### Raw records
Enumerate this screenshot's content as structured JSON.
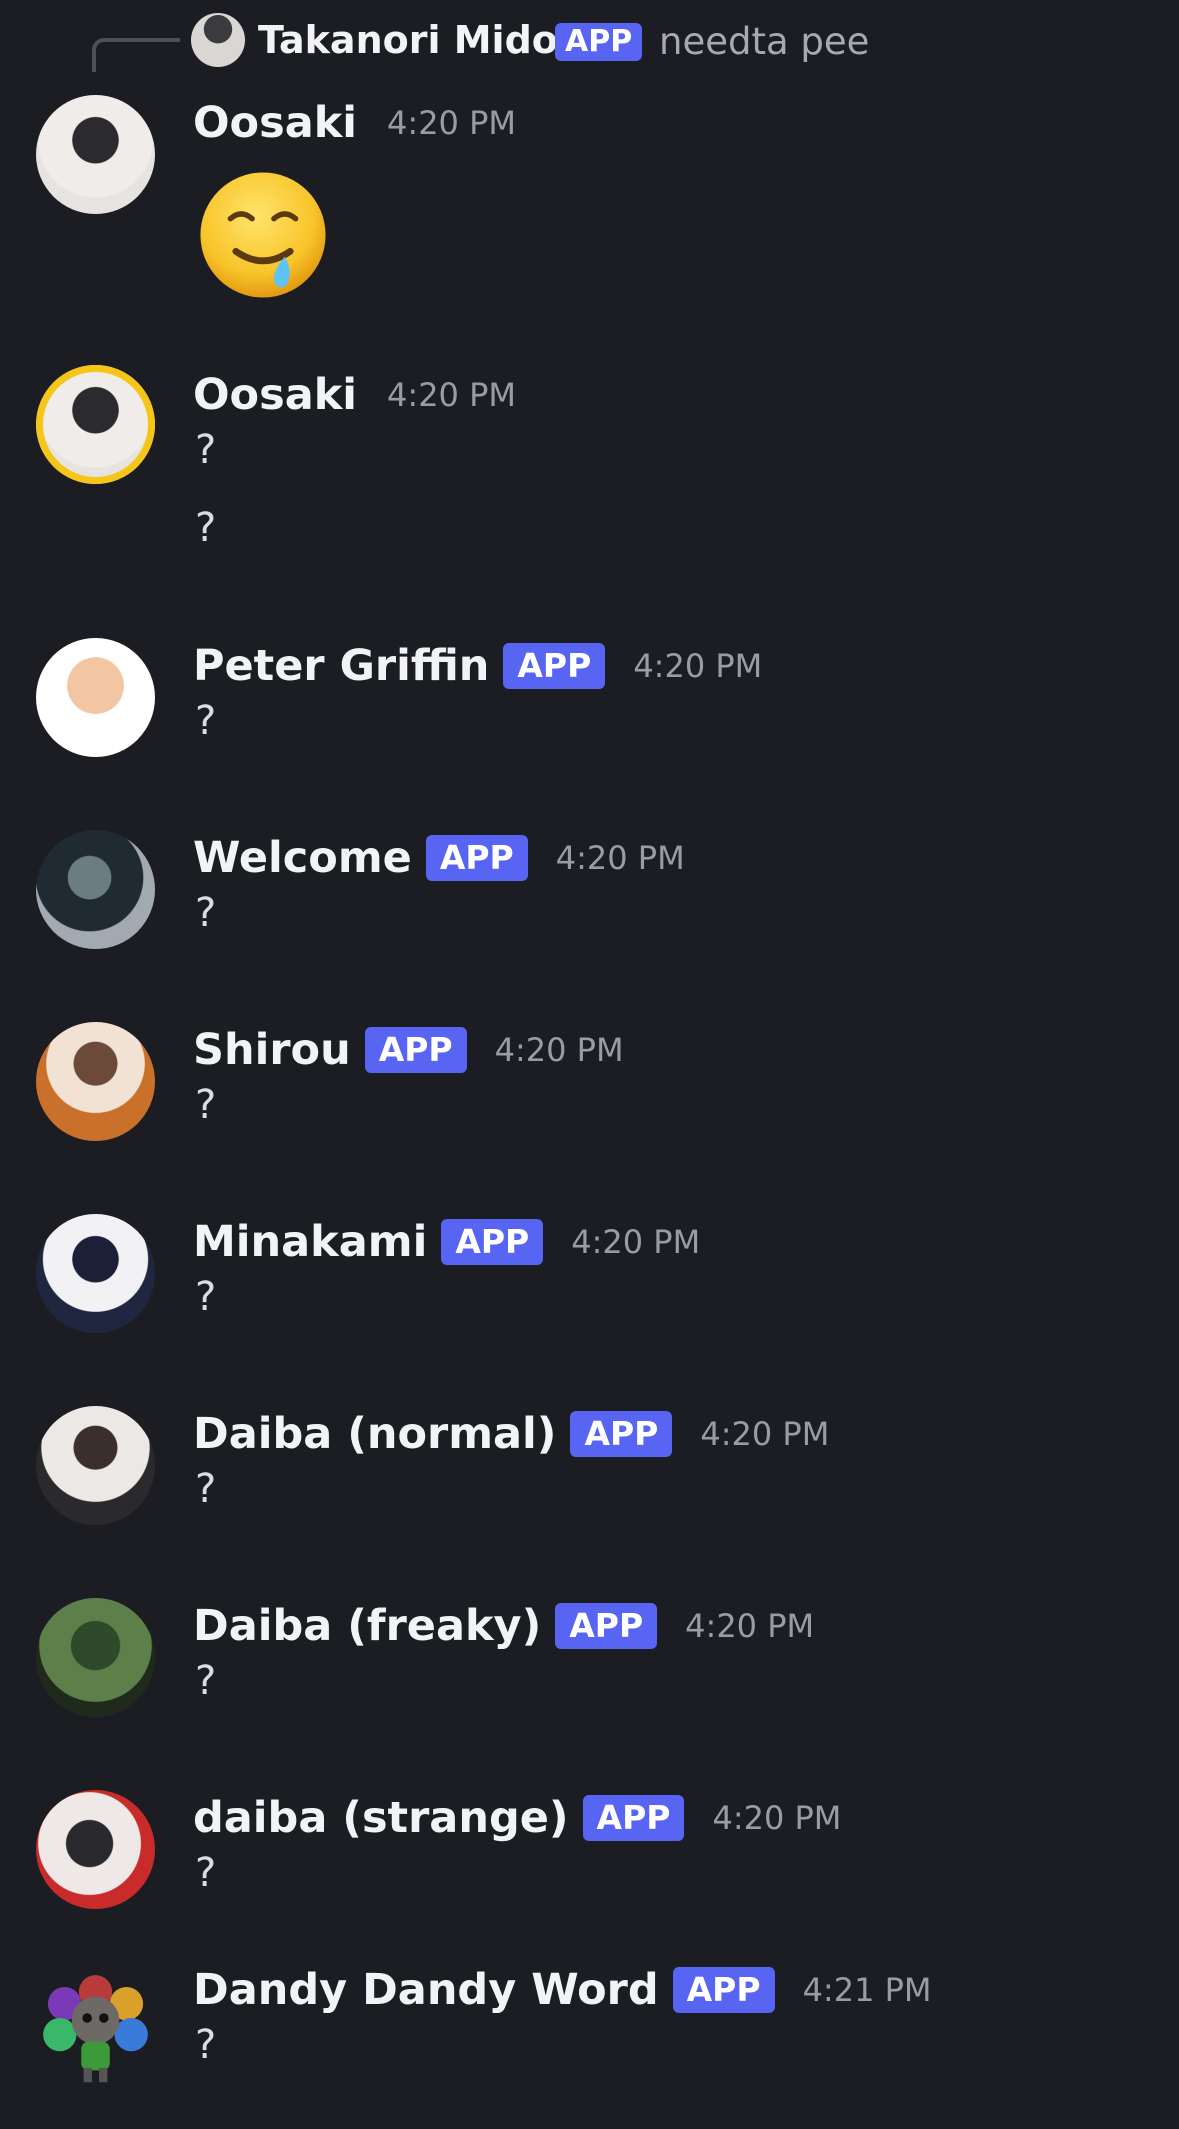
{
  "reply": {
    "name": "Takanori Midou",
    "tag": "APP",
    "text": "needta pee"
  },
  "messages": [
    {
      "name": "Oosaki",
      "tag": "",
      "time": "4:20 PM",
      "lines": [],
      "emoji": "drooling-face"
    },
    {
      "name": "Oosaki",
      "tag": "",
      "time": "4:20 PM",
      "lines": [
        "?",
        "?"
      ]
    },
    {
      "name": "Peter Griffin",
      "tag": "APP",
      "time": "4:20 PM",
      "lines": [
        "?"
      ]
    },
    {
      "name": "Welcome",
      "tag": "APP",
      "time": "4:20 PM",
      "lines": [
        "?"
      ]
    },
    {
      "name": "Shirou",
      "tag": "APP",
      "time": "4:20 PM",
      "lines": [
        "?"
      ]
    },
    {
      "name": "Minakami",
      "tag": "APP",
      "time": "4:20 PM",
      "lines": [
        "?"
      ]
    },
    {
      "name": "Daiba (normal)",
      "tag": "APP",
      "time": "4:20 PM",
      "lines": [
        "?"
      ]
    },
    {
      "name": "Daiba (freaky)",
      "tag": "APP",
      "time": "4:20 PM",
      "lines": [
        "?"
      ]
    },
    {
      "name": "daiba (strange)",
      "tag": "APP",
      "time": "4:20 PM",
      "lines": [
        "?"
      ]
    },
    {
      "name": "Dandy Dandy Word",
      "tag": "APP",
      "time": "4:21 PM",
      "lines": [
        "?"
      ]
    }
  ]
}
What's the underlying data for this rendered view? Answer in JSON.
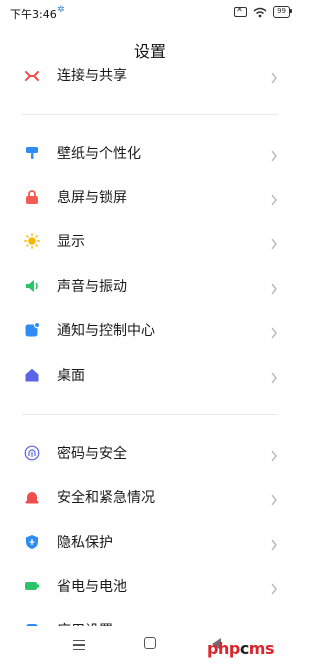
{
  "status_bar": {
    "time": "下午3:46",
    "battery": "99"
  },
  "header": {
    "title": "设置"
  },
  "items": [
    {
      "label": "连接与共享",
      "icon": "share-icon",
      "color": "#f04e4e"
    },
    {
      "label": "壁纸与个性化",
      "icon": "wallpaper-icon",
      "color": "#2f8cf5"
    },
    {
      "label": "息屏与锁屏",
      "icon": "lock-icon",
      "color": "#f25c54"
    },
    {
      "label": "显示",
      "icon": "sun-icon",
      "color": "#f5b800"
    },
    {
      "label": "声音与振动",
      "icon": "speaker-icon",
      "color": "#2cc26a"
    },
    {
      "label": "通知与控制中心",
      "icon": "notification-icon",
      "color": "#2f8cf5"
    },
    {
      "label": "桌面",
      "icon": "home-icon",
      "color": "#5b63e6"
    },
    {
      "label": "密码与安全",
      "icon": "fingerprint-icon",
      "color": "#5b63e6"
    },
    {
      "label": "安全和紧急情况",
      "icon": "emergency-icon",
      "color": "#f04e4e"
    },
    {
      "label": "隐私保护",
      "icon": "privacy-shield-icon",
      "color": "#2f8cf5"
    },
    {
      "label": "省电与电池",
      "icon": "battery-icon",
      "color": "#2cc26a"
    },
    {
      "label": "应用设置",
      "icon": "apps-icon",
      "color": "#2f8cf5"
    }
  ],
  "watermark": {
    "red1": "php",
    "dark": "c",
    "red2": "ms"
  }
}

---

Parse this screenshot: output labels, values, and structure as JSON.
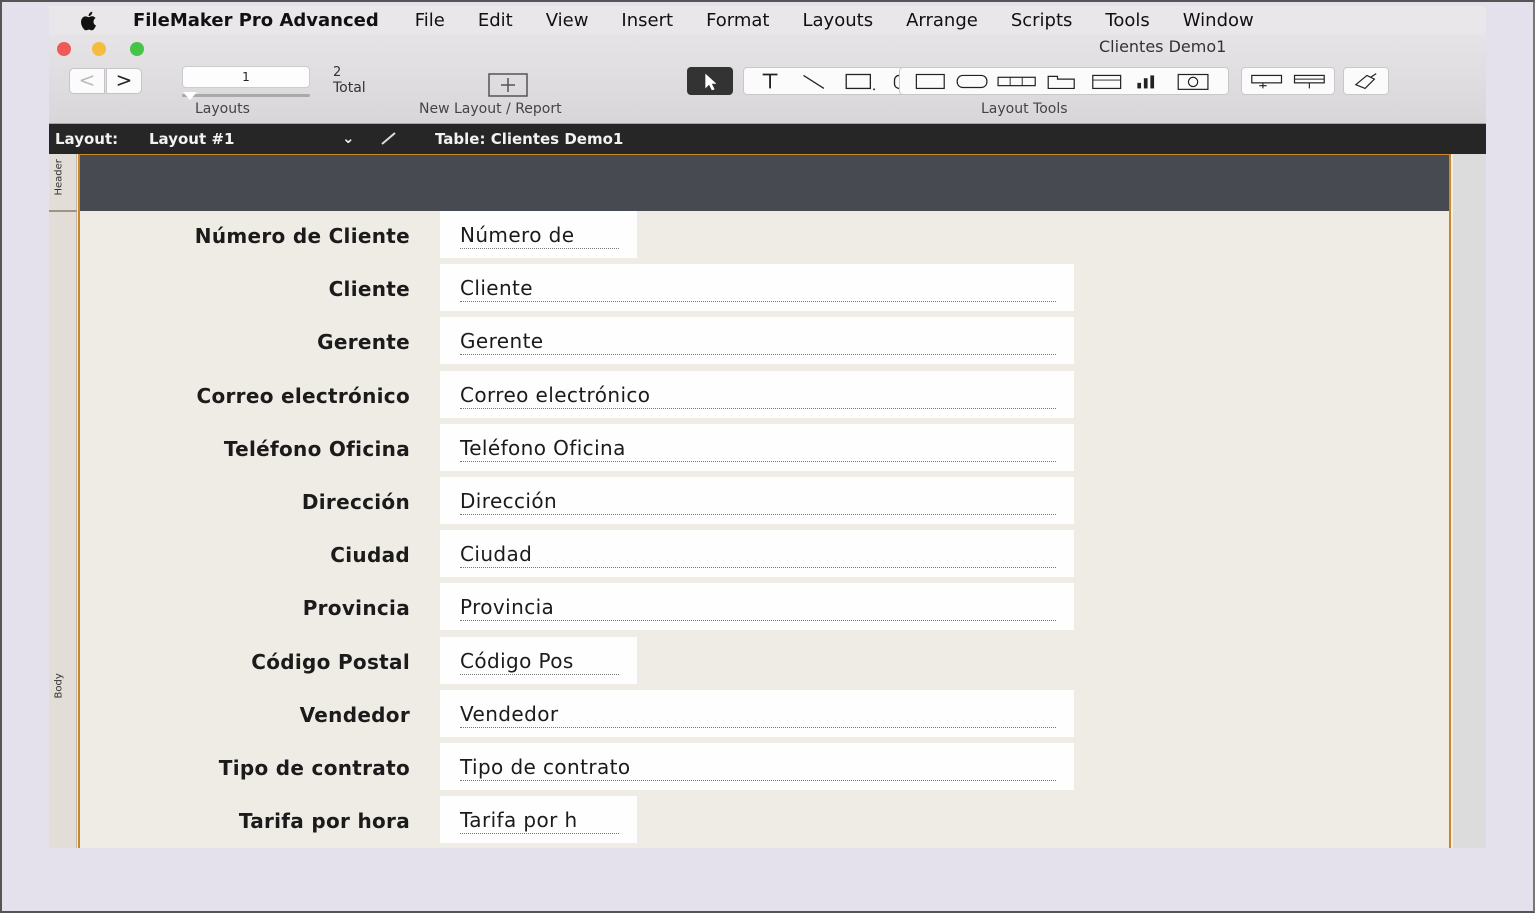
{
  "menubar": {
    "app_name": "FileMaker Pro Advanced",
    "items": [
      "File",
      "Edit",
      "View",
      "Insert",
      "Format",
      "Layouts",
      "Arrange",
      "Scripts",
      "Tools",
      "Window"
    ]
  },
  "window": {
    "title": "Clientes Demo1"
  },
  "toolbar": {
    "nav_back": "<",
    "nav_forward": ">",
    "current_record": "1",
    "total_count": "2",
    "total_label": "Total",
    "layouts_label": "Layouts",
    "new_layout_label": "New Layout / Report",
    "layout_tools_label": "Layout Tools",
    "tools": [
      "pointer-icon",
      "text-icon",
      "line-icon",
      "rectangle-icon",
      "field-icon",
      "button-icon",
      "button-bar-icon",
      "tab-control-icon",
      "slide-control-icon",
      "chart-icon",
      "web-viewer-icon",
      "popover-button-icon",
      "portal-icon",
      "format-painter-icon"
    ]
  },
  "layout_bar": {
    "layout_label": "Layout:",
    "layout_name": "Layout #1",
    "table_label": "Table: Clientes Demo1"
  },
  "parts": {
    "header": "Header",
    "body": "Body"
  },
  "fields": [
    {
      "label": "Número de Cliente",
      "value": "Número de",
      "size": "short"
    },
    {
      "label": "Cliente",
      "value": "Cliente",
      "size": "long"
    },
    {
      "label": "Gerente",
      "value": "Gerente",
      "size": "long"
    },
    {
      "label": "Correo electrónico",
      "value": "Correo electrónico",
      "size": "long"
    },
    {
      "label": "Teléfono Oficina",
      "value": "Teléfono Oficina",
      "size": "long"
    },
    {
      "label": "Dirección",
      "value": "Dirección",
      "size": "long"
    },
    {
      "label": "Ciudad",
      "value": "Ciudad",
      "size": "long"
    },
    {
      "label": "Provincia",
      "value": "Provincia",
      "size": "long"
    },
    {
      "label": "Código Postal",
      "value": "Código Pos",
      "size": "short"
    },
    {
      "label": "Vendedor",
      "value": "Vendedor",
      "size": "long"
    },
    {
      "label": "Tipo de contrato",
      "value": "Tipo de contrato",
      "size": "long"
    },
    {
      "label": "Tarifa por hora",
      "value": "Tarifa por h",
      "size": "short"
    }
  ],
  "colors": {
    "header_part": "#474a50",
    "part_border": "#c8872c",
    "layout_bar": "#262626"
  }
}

### The problem
Count the lines of these entries that hold the string "control", and give only that number.

### Result
2